#### RAW RECORDS:
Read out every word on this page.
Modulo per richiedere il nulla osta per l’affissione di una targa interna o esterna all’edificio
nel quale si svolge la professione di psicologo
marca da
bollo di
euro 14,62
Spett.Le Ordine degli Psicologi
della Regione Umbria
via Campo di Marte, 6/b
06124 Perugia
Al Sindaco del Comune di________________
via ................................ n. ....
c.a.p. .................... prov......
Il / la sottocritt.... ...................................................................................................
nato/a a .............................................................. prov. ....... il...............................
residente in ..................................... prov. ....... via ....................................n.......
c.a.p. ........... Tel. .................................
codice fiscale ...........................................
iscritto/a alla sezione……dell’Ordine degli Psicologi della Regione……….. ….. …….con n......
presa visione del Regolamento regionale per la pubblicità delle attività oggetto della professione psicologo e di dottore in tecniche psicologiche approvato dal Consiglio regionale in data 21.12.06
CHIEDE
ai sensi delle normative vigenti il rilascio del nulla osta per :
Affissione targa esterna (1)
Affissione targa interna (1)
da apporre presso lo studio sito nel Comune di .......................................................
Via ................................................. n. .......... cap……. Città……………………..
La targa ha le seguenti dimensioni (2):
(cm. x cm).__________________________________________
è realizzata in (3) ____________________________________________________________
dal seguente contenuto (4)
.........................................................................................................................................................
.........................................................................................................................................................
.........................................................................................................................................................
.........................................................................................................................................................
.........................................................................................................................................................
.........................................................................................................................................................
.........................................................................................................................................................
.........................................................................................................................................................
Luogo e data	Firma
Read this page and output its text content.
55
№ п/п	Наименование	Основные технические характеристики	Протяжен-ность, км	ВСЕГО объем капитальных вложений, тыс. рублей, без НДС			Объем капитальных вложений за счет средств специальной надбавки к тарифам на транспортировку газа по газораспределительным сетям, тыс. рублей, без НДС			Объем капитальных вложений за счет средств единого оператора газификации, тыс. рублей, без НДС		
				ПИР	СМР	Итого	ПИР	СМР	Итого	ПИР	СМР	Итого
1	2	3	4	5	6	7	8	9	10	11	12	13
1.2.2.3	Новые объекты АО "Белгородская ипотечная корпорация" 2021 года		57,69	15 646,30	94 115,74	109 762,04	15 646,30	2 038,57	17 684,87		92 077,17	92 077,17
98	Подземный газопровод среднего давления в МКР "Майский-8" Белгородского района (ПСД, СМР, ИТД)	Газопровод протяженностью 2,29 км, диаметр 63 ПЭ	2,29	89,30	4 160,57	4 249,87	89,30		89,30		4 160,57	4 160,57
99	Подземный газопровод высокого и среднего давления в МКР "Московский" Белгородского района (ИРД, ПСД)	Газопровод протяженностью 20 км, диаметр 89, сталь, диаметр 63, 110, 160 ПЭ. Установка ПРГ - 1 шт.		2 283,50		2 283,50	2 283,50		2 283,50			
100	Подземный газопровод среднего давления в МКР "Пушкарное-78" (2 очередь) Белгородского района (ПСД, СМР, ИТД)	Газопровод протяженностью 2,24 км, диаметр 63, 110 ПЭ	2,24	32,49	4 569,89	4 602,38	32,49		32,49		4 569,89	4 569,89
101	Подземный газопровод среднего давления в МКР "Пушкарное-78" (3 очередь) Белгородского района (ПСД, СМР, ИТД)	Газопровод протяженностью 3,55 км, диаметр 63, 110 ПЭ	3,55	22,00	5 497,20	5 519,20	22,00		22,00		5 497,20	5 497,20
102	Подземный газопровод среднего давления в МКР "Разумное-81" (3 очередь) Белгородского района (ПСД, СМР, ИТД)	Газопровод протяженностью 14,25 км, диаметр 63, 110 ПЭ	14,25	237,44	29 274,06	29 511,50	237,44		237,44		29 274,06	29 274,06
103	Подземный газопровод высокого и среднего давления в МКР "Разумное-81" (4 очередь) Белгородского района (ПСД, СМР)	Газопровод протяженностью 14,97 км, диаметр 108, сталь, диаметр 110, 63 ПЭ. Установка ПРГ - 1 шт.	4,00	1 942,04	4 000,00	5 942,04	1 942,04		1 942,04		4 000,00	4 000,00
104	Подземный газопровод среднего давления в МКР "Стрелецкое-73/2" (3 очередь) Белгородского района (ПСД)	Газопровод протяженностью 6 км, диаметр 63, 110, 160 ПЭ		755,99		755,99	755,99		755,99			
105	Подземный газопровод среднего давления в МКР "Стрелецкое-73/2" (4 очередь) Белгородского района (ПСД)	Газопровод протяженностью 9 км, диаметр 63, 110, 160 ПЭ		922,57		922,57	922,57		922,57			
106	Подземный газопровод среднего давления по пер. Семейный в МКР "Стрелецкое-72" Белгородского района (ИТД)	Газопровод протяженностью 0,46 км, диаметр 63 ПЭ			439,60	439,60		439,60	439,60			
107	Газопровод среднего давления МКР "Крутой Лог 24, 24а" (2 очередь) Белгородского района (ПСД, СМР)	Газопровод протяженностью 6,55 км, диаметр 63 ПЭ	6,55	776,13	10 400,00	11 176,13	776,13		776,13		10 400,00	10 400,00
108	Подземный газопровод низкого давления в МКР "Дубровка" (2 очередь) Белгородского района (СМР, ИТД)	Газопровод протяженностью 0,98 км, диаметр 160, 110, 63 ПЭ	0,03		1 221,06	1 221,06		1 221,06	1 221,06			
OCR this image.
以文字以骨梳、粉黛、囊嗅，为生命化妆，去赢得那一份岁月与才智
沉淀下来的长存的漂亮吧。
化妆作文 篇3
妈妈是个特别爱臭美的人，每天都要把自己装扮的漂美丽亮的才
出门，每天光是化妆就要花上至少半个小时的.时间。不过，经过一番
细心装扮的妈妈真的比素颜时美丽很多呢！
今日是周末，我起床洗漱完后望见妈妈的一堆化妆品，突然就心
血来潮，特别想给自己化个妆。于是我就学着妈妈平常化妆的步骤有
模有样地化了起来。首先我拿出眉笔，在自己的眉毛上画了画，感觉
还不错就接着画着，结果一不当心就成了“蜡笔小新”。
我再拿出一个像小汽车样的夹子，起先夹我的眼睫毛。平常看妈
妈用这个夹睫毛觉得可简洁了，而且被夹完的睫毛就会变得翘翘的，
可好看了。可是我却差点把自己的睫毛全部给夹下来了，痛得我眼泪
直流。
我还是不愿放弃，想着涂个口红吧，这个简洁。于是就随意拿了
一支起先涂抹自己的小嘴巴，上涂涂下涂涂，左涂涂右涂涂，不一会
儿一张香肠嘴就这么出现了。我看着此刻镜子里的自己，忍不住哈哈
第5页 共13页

#### TASK STATEMENT:
Starting at the line that contains "OCR this image.", quote each remaining line of the entries above, unchanged.

#### RESPONSE BELOW:
OCR this image.
以文字以骨梳、粉黛、囊嗅，为生命化妆，去赢得那一份岁月与才智
沉淀下来的长存的漂亮吧。
化妆作文 篇3
妈妈是个特别爱臭美的人，每天都要把自己装扮的漂美丽亮的才
出门，每天光是化妆就要花上至少半个小时的.时间。不过，经过一番
细心装扮的妈妈真的比素颜时美丽很多呢！
今日是周末，我起床洗漱完后望见妈妈的一堆化妆品，突然就心
血来潮，特别想给自己化个妆。于是我就学着妈妈平常化妆的步骤有
模有样地化了起来。首先我拿出眉笔，在自己的眉毛上画了画，感觉
还不错就接着画着，结果一不当心就成了“蜡笔小新”。
我再拿出一个像小汽车样的夹子，起先夹我的眼睫毛。平常看妈
妈用这个夹睫毛觉得可简洁了，而且被夹完的睫毛就会变得翘翘的，
可好看了。可是我却差点把自己的睫毛全部给夹下来了，痛得我眼泪
直流。
我还是不愿放弃，想着涂个口红吧，这个简洁。于是就随意拿了
一支起先涂抹自己的小嘴巴，上涂涂下涂涂，左涂涂右涂涂，不一会
儿一张香肠嘴就这么出现了。我看着此刻镜子里的自己，忍不住哈哈
第5页 共13页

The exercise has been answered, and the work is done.